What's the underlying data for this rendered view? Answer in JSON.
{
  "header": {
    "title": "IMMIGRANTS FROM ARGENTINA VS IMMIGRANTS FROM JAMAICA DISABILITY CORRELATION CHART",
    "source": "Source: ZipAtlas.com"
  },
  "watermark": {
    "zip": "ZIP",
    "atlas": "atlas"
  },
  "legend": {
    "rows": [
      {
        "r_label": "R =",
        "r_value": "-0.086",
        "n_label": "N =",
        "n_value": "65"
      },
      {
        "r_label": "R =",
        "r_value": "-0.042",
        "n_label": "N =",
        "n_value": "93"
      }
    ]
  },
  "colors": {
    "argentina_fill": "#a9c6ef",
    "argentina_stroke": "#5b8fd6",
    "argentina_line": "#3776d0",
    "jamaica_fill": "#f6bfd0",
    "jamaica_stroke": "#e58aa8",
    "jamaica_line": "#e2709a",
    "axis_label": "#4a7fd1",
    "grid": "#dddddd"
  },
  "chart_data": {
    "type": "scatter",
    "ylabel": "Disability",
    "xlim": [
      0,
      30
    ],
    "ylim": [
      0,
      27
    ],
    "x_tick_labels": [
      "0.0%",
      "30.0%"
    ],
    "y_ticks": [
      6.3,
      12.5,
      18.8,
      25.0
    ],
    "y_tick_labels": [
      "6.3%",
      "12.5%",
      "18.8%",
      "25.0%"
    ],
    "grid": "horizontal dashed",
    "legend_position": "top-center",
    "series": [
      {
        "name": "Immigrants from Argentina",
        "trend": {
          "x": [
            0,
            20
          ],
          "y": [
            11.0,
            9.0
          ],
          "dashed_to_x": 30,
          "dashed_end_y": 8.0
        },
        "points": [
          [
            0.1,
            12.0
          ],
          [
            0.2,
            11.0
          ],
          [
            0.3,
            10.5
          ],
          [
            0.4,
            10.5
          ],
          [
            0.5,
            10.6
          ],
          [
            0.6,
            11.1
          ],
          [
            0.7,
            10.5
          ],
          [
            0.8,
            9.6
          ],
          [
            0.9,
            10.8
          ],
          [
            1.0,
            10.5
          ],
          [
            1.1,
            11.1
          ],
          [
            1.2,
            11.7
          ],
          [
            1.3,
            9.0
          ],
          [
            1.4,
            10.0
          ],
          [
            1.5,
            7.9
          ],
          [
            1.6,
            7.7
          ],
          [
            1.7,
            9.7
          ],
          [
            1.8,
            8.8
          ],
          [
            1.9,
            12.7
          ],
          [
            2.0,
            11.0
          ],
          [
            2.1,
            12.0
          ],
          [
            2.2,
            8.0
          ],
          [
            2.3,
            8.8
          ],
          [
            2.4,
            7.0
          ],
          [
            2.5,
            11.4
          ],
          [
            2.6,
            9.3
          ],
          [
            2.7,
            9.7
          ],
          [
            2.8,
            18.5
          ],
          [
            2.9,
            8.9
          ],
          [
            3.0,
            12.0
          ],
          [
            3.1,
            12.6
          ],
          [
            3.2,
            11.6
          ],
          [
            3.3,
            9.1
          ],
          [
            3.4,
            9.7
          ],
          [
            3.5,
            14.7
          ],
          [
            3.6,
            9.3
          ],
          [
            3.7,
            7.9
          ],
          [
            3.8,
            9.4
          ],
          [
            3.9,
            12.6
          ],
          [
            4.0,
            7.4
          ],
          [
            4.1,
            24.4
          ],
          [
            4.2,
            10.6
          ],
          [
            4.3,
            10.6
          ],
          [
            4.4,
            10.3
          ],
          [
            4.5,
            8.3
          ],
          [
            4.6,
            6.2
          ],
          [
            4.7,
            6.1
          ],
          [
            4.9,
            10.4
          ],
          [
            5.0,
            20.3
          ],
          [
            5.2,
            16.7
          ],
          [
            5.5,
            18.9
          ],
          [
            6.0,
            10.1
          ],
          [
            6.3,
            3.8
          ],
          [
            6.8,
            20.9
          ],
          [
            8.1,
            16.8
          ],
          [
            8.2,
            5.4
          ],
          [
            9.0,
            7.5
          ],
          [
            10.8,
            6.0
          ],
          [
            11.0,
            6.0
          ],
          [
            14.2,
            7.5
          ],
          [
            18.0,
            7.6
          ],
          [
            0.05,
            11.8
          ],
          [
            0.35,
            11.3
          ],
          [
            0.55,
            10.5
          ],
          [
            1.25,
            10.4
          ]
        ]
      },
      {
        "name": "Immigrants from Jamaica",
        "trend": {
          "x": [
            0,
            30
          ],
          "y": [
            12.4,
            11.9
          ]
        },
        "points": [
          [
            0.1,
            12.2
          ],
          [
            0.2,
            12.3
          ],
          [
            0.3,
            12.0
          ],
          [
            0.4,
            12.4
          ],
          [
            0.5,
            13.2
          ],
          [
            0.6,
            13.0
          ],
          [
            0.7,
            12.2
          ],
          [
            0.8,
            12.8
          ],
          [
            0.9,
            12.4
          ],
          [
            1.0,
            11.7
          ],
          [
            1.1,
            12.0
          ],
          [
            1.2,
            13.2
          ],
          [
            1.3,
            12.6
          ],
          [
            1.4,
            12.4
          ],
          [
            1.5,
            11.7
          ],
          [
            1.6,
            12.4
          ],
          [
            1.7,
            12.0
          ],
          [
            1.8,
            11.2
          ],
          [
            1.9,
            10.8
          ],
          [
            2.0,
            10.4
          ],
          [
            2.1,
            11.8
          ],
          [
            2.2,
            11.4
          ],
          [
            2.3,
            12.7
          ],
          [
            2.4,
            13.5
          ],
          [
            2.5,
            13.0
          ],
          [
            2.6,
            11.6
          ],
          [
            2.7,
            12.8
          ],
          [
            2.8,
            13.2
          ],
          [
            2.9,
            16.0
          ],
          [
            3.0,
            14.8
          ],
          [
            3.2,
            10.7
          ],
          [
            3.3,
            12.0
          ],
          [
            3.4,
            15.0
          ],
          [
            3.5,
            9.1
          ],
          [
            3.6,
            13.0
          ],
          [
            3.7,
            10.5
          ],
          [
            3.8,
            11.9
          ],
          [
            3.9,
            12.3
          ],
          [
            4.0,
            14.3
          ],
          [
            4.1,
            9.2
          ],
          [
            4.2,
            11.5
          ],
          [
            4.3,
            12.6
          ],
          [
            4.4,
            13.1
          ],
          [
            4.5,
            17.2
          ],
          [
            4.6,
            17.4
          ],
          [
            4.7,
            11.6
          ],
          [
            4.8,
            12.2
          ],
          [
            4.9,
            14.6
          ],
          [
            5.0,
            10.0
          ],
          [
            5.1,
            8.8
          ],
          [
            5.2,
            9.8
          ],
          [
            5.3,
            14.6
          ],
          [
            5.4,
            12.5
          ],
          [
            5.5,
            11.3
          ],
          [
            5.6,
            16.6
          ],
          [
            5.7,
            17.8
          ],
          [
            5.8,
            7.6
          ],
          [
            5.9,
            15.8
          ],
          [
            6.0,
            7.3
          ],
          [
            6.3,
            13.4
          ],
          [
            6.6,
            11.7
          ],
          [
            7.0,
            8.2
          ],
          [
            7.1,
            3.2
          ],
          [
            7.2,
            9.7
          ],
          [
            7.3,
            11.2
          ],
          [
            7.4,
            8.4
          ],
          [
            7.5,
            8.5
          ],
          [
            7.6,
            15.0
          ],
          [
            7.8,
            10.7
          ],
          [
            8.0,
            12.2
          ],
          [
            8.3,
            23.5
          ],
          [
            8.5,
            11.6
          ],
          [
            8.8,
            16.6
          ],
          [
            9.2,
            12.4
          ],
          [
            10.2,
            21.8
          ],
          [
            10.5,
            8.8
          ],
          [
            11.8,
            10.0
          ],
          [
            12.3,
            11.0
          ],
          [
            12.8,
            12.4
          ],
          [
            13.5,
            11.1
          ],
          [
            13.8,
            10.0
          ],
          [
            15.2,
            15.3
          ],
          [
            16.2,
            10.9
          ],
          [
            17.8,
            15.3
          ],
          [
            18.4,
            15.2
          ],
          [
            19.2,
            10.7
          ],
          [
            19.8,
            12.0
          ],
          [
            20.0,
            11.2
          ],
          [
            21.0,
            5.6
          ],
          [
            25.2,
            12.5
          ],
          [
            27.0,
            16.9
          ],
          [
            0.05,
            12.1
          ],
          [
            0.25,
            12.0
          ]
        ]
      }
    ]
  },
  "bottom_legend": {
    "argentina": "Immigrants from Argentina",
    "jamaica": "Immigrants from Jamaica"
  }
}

********************

EXERCISE DIRECTIONS: Go through the records and gather the lines that hold "grid".

WORKED ANSWER:
    "grid": "#dddddd"
    "grid": "horizontal dashed",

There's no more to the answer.